WHAT THE EXERCISE ASKS = Say whether each statement below agrees with the passage on fluoride varnish and GC Tooth Mousse Plus, answering yes or no and quoting the deciding words of the passage: 1. The 0.7% fluoride product can still be bought commercially. 2. The data are split into 2.26% and 0.1% fluoride varnish categories. 3. The GC tooth mousse products are marketed by the GC corporation.

SOURCE PASSAGE =
*-*-*
Also in some researches fluoride divided into two percentages which was either 2.26% or 0.1%. Further research revealed that products identified with an identical brand name (Fluor Protector, Ivoclar Vivadent, Am-herst N.J). A sustain of compositional change in 1987 from 0.7% fluoride to 0.1% fluoride, the 0.7% fluoride product is no longer available in the commercial field. Therefore, the data are subdivided into 2.26% and 0.1% fluoride varnish categories. So, researchers approved that fluoride varnish reduces the incidence of early childhood caries of up to six years of age (Figure 3 and Figure 4) [7].


Figure3:Application of fluoride varnish.

Figure4:Sodium fluoride paste.


GC Tooth Mousse Plus

GC tooth mousse plus achieved a huge popularity in the commercial field, it works as caries prevention and treating white lesion in the tooth structure. GC tooth mousse have tooth mousse (MI paste) and tooth mousse plus (MI paste plus) which contains an ingredient Casein Phosphopeptide-Amorphous Calcium Phosphate (CPP-ACP) and are marketed by the GC corporation (Figure 5 and Figure 6) [8].
*-*-*
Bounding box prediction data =

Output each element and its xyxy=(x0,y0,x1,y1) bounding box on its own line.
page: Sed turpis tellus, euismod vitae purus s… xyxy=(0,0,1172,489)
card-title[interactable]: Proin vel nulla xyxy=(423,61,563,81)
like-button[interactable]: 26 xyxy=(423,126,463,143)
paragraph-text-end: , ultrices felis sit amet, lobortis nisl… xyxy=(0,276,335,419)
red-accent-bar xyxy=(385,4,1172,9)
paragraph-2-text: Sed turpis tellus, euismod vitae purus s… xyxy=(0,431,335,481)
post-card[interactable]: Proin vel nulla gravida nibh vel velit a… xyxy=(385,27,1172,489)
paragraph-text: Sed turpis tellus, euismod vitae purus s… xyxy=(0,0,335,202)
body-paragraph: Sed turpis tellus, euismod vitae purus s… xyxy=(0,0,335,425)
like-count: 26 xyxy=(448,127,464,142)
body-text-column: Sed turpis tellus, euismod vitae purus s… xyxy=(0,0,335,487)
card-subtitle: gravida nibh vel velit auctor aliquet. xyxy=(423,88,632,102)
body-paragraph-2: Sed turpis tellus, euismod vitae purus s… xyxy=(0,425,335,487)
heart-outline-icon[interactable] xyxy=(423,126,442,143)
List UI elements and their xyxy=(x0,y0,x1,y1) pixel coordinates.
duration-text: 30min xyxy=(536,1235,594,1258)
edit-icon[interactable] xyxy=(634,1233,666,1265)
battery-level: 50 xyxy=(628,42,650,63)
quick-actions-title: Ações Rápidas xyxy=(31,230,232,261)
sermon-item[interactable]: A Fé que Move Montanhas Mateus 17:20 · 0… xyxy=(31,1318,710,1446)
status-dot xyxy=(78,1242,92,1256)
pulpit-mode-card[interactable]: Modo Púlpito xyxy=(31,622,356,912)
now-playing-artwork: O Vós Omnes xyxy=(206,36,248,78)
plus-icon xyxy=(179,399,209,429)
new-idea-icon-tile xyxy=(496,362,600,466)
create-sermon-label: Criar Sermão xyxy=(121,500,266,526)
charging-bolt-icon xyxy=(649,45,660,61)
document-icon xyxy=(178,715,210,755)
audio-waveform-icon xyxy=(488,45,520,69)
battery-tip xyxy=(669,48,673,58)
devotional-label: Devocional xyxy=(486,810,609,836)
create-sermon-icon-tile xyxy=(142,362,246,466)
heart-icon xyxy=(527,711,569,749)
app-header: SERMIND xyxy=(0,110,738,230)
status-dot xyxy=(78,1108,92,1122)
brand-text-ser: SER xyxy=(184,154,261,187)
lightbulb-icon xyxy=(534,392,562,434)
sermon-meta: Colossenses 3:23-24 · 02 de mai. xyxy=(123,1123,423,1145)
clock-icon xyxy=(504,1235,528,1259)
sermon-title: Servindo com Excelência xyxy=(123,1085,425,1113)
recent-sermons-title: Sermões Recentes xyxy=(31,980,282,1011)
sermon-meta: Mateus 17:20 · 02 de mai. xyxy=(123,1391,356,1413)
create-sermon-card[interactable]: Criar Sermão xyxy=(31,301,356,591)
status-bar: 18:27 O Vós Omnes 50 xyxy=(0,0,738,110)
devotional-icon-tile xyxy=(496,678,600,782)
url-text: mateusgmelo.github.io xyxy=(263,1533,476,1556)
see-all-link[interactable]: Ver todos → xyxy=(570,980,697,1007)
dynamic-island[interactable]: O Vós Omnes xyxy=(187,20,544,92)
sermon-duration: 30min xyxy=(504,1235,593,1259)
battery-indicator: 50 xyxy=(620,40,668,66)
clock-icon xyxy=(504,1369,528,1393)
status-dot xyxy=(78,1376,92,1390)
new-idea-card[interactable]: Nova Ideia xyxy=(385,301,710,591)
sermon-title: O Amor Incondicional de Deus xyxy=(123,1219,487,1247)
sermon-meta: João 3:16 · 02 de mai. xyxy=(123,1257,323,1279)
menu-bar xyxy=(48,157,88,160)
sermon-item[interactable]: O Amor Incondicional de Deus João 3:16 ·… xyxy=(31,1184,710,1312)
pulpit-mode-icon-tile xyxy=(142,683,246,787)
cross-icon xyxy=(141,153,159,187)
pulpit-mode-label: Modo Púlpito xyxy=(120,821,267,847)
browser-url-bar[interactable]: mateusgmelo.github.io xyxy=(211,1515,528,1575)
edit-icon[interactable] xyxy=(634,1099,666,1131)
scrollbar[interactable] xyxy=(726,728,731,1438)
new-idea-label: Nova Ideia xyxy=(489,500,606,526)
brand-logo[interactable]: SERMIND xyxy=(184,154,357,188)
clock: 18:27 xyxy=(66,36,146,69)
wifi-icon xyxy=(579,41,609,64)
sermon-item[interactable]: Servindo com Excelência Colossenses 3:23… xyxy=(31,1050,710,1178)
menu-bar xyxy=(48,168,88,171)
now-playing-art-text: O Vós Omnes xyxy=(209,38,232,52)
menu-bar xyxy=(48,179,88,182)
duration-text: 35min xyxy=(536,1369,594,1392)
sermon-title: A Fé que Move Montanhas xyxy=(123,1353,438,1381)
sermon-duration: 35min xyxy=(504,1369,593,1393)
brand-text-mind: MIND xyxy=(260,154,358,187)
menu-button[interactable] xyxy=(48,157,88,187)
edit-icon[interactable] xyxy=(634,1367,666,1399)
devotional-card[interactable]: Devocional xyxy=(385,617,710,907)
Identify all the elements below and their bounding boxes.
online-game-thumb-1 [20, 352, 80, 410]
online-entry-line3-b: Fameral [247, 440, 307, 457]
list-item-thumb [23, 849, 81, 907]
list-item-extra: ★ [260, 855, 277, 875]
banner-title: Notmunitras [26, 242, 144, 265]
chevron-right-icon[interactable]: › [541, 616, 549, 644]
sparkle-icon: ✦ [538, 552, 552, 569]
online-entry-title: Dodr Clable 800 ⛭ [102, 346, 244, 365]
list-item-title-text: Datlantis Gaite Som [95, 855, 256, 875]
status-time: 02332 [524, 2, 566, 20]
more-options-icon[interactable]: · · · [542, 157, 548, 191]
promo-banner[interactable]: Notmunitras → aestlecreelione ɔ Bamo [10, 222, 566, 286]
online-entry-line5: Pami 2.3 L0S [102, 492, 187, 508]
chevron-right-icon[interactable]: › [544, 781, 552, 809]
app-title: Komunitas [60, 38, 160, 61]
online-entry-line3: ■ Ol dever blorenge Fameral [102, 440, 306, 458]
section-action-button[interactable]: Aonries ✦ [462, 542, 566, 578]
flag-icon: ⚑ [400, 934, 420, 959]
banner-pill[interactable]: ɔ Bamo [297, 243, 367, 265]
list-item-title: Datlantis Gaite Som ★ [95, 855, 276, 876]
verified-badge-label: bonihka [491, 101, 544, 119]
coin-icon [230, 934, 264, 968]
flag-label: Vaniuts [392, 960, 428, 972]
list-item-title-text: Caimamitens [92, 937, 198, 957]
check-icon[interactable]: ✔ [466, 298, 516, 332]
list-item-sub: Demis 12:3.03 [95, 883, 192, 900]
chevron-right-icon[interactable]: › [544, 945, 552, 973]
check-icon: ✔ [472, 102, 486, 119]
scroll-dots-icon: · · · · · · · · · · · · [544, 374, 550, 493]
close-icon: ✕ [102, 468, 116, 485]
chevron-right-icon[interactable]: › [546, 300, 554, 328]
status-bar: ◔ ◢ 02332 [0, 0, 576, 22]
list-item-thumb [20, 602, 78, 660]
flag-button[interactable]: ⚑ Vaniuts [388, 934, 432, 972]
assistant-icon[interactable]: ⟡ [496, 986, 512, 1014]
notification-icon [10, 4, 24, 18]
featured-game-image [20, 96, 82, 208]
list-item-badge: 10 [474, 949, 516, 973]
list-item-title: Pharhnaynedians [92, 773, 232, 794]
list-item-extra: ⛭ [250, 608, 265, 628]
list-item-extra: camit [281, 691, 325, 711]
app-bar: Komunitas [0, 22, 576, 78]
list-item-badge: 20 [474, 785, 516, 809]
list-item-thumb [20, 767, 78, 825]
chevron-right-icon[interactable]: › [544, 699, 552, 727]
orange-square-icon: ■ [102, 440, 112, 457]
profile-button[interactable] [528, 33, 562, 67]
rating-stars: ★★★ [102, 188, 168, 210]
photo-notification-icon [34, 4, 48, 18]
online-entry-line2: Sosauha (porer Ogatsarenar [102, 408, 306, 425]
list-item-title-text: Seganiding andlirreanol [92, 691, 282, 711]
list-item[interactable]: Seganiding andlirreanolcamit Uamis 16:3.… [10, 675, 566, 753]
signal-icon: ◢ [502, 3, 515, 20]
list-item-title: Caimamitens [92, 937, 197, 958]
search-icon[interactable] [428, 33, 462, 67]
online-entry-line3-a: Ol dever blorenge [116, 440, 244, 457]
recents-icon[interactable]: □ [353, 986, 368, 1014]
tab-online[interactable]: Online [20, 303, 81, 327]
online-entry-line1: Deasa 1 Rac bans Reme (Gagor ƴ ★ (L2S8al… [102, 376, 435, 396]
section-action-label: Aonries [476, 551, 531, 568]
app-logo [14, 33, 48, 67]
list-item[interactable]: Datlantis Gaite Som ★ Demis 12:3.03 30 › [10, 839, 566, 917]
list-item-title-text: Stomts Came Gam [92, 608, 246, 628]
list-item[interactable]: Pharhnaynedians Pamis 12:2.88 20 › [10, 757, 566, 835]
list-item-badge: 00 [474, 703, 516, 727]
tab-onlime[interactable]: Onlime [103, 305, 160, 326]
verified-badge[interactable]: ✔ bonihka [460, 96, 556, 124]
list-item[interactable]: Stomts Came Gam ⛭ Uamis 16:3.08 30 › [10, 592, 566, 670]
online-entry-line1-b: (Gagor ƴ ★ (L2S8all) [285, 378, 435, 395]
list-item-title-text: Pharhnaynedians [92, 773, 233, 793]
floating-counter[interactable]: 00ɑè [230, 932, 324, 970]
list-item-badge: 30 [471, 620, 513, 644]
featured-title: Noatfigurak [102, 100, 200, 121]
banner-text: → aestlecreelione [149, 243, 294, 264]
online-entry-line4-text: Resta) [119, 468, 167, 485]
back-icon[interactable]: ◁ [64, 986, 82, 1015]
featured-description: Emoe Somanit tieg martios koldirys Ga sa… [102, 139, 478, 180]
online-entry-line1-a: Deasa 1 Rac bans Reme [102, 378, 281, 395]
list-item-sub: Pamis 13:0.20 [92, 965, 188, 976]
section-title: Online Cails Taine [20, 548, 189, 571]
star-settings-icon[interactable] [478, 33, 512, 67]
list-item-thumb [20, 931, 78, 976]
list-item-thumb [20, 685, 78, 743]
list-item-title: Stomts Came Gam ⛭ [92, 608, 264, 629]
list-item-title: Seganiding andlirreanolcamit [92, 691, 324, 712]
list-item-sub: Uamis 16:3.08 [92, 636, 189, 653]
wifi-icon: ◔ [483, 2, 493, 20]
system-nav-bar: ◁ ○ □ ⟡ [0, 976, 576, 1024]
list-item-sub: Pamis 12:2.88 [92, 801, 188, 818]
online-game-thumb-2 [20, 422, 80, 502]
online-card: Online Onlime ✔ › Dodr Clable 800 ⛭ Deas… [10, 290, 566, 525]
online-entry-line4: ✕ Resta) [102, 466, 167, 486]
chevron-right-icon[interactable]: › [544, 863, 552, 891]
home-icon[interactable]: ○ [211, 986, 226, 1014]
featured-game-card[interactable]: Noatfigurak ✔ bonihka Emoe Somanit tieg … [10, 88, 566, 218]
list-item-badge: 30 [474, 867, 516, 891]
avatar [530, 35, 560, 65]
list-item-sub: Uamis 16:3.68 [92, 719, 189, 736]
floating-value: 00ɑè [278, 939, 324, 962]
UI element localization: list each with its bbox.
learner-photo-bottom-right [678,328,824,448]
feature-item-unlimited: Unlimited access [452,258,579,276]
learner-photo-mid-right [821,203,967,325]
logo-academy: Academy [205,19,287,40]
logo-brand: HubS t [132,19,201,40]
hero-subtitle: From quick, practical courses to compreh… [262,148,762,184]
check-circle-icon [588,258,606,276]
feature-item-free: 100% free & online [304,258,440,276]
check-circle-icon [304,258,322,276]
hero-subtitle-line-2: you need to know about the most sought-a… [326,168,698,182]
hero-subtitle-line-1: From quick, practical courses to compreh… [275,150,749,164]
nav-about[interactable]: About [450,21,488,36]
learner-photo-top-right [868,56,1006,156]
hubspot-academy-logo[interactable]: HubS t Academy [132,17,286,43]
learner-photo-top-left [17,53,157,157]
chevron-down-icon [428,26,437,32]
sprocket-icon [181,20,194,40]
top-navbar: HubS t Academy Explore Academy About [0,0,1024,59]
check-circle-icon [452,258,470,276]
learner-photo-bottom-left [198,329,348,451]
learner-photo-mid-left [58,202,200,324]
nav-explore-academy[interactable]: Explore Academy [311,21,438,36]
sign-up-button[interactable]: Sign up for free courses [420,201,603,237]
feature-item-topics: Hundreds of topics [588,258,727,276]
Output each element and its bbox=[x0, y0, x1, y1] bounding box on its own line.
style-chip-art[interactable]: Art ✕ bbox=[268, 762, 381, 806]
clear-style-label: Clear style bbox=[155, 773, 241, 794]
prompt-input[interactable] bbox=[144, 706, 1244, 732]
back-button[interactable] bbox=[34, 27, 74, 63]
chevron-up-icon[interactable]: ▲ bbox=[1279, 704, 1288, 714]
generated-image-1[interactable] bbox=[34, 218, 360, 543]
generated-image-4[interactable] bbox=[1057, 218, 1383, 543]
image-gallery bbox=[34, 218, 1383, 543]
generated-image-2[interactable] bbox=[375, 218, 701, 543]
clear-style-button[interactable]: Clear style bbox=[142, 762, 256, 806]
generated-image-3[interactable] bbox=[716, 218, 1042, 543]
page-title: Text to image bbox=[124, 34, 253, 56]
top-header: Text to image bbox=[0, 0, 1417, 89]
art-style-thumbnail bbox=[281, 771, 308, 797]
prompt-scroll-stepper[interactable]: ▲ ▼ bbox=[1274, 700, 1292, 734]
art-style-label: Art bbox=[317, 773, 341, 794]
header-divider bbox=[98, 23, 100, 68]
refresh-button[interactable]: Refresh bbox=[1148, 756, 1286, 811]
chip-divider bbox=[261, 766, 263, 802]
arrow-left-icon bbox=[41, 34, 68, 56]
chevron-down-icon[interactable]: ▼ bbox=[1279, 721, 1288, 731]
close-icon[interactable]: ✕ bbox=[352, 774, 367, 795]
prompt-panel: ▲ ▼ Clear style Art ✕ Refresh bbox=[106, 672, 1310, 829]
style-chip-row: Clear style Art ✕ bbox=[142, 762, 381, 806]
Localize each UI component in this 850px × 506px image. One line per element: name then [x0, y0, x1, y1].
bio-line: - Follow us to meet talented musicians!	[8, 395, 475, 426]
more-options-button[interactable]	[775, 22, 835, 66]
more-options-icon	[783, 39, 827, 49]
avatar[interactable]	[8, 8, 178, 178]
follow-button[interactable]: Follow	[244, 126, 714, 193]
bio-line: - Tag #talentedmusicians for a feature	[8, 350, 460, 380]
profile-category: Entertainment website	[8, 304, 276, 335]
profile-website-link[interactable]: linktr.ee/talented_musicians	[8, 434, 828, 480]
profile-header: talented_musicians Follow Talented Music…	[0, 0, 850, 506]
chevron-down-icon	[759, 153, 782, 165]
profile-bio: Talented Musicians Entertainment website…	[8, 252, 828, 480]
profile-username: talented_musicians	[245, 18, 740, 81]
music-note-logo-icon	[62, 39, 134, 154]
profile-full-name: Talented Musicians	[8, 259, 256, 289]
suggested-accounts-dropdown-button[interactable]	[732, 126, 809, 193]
*-*-*
OUTPUT FOR THIS EXERCISE =
1. No: "the 0.7% fluoride product is no longer available in the commercial field"
2. Yes: "the data are subdivided into 2.26% and 0.1% fluoride varnish categories"
3. Yes: "are marketed by the GC corporation"